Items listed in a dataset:
==*==
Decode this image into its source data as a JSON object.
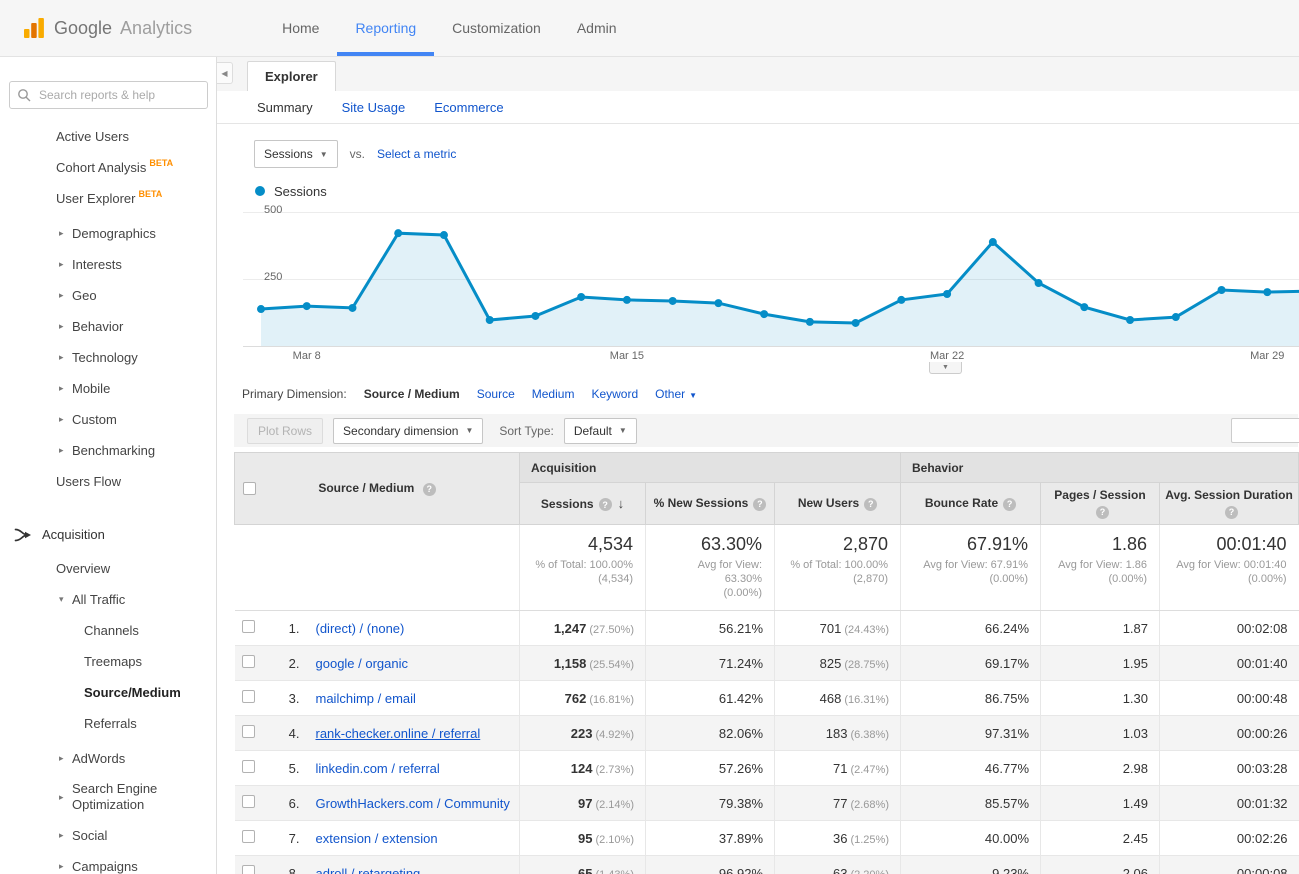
{
  "topbar": {
    "brand_google": "Google",
    "brand_analytics": "Analytics",
    "nav": [
      {
        "label": "Home",
        "active": false
      },
      {
        "label": "Reporting",
        "active": true
      },
      {
        "label": "Customization",
        "active": false
      },
      {
        "label": "Admin",
        "active": false
      }
    ]
  },
  "sidebar": {
    "search_placeholder": "Search reports & help",
    "items": [
      {
        "label": "Active Users",
        "indent": 1,
        "type": "plain"
      },
      {
        "label": "Cohort Analysis",
        "indent": 1,
        "type": "plain",
        "badge": "BETA"
      },
      {
        "label": "User Explorer",
        "indent": 1,
        "type": "plain",
        "badge": "BETA"
      },
      {
        "label": "Demographics",
        "indent": 1,
        "type": "collapsed",
        "gap": true
      },
      {
        "label": "Interests",
        "indent": 1,
        "type": "collapsed"
      },
      {
        "label": "Geo",
        "indent": 1,
        "type": "collapsed"
      },
      {
        "label": "Behavior",
        "indent": 1,
        "type": "collapsed"
      },
      {
        "label": "Technology",
        "indent": 1,
        "type": "collapsed"
      },
      {
        "label": "Mobile",
        "indent": 1,
        "type": "collapsed"
      },
      {
        "label": "Custom",
        "indent": 1,
        "type": "collapsed"
      },
      {
        "label": "Benchmarking",
        "indent": 1,
        "type": "collapsed"
      },
      {
        "label": "Users Flow",
        "indent": 1,
        "type": "plain"
      },
      {
        "label": "Acquisition",
        "indent": 0,
        "type": "section",
        "icon": "acquisition-icon"
      },
      {
        "label": "Overview",
        "indent": 1,
        "type": "plain"
      },
      {
        "label": "All Traffic",
        "indent": 1,
        "type": "expanded"
      },
      {
        "label": "Channels",
        "indent": 2,
        "type": "plain"
      },
      {
        "label": "Treemaps",
        "indent": 2,
        "type": "plain"
      },
      {
        "label": "Source/Medium",
        "indent": 2,
        "type": "plain",
        "active": true
      },
      {
        "label": "Referrals",
        "indent": 2,
        "type": "plain"
      },
      {
        "label": "AdWords",
        "indent": 1,
        "type": "collapsed",
        "gap": true
      },
      {
        "label": "Search Engine Optimization",
        "indent": 1,
        "type": "collapsed"
      },
      {
        "label": "Social",
        "indent": 1,
        "type": "collapsed"
      },
      {
        "label": "Campaigns",
        "indent": 1,
        "type": "collapsed"
      }
    ]
  },
  "explorer": {
    "tab_label": "Explorer",
    "subtabs": [
      {
        "label": "Summary",
        "active": true
      },
      {
        "label": "Site Usage",
        "active": false
      },
      {
        "label": "Ecommerce",
        "active": false
      }
    ],
    "metric_selected": "Sessions",
    "vs_label": "vs.",
    "select_metric_label": "Select a metric",
    "legend_label": "Sessions"
  },
  "chart_data": {
    "type": "line",
    "title": "Sessions over time",
    "series": [
      {
        "name": "Sessions",
        "values": [
          138,
          149,
          142,
          421,
          414,
          97,
          112,
          183,
          172,
          168,
          160,
          119,
          90,
          86,
          172,
          194,
          388,
          235,
          145,
          97,
          108,
          209,
          201,
          205
        ]
      }
    ],
    "x_tick_labels": [
      "Mar 8",
      "Mar 15",
      "Mar 22",
      "Mar 29"
    ],
    "x_tick_indices": [
      1,
      8,
      15,
      22
    ],
    "ylim": [
      0,
      500
    ],
    "ytick_labels": [
      "500",
      "250"
    ],
    "grid": true,
    "legend_position": "top-left",
    "line_color": "#058dc7"
  },
  "dimension_bar": {
    "label": "Primary Dimension:",
    "options": [
      {
        "label": "Source / Medium",
        "active": true
      },
      {
        "label": "Source",
        "active": false
      },
      {
        "label": "Medium",
        "active": false
      },
      {
        "label": "Keyword",
        "active": false
      },
      {
        "label": "Other",
        "active": false,
        "dropdown": true
      }
    ]
  },
  "toolbar": {
    "plot_rows_label": "Plot Rows",
    "secondary_dimension_label": "Secondary dimension",
    "sort_type_label": "Sort Type:",
    "sort_type_value": "Default",
    "search_value": ""
  },
  "table": {
    "dimension_header": "Source / Medium",
    "groups": [
      {
        "label": "Acquisition"
      },
      {
        "label": "Behavior"
      }
    ],
    "columns": [
      {
        "label": "Sessions",
        "sorted": true
      },
      {
        "label": "% New Sessions"
      },
      {
        "label": "New Users"
      },
      {
        "label": "Bounce Rate"
      },
      {
        "label": "Pages / Session",
        "wrap": true
      },
      {
        "label": "Avg. Session Duration",
        "wrap": true
      }
    ],
    "totals": [
      {
        "value": "4,534",
        "note1": "% of Total: 100.00%",
        "note2": "(4,534)"
      },
      {
        "value": "63.30%",
        "note1": "Avg for View: 63.30%",
        "note2": "(0.00%)"
      },
      {
        "value": "2,870",
        "note1": "% of Total: 100.00%",
        "note2": "(2,870)"
      },
      {
        "value": "67.91%",
        "note1": "Avg for View: 67.91%",
        "note2": "(0.00%)"
      },
      {
        "value": "1.86",
        "note1": "Avg for View: 1.86",
        "note2": "(0.00%)"
      },
      {
        "value": "00:01:40",
        "note1": "Avg for View: 00:01:40",
        "note2": "(0.00%)"
      }
    ],
    "rows": [
      {
        "rank": "1.",
        "source": "(direct) / (none)",
        "underlined": false,
        "sessions": "1,247",
        "sessions_pct": "(27.50%)",
        "new_sessions": "56.21%",
        "new_users": "701",
        "new_users_pct": "(24.43%)",
        "bounce_rate": "66.24%",
        "pages_session": "1.87",
        "avg_duration": "00:02:08"
      },
      {
        "rank": "2.",
        "source": "google / organic",
        "underlined": false,
        "sessions": "1,158",
        "sessions_pct": "(25.54%)",
        "new_sessions": "71.24%",
        "new_users": "825",
        "new_users_pct": "(28.75%)",
        "bounce_rate": "69.17%",
        "pages_session": "1.95",
        "avg_duration": "00:01:40"
      },
      {
        "rank": "3.",
        "source": "mailchimp / email",
        "underlined": false,
        "sessions": "762",
        "sessions_pct": "(16.81%)",
        "new_sessions": "61.42%",
        "new_users": "468",
        "new_users_pct": "(16.31%)",
        "bounce_rate": "86.75%",
        "pages_session": "1.30",
        "avg_duration": "00:00:48"
      },
      {
        "rank": "4.",
        "source": "rank-checker.online / referral",
        "underlined": true,
        "sessions": "223",
        "sessions_pct": "(4.92%)",
        "new_sessions": "82.06%",
        "new_users": "183",
        "new_users_pct": "(6.38%)",
        "bounce_rate": "97.31%",
        "pages_session": "1.03",
        "avg_duration": "00:00:26"
      },
      {
        "rank": "5.",
        "source": "linkedin.com / referral",
        "underlined": false,
        "sessions": "124",
        "sessions_pct": "(2.73%)",
        "new_sessions": "57.26%",
        "new_users": "71",
        "new_users_pct": "(2.47%)",
        "bounce_rate": "46.77%",
        "pages_session": "2.98",
        "avg_duration": "00:03:28"
      },
      {
        "rank": "6.",
        "source": "GrowthHackers.com / Community",
        "underlined": false,
        "sessions": "97",
        "sessions_pct": "(2.14%)",
        "new_sessions": "79.38%",
        "new_users": "77",
        "new_users_pct": "(2.68%)",
        "bounce_rate": "85.57%",
        "pages_session": "1.49",
        "avg_duration": "00:01:32"
      },
      {
        "rank": "7.",
        "source": "extension / extension",
        "underlined": false,
        "sessions": "95",
        "sessions_pct": "(2.10%)",
        "new_sessions": "37.89%",
        "new_users": "36",
        "new_users_pct": "(1.25%)",
        "bounce_rate": "40.00%",
        "pages_session": "2.45",
        "avg_duration": "00:02:26"
      },
      {
        "rank": "8.",
        "source": "adroll / retargeting",
        "underlined": false,
        "sessions": "65",
        "sessions_pct": "(1.43%)",
        "new_sessions": "96.92%",
        "new_users": "63",
        "new_users_pct": "(2.20%)",
        "bounce_rate": "9.23%",
        "pages_session": "2.06",
        "avg_duration": "00:00:08"
      }
    ]
  },
  "colors": {
    "accent_blue": "#4285f4",
    "link_blue": "#1155cc",
    "chart_blue": "#058dc7",
    "beta_orange": "#ff8f00"
  }
}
==*==
**EXERCISE BRIEF**
Gather up the lines containing the word "Medium" from these records and copy them.

**EXPECTED ANSWER**
        "label": "Source/Medium",
        "label": "Source / Medium",
        "label": "Medium",
    "dimension_header": "Source / Medium",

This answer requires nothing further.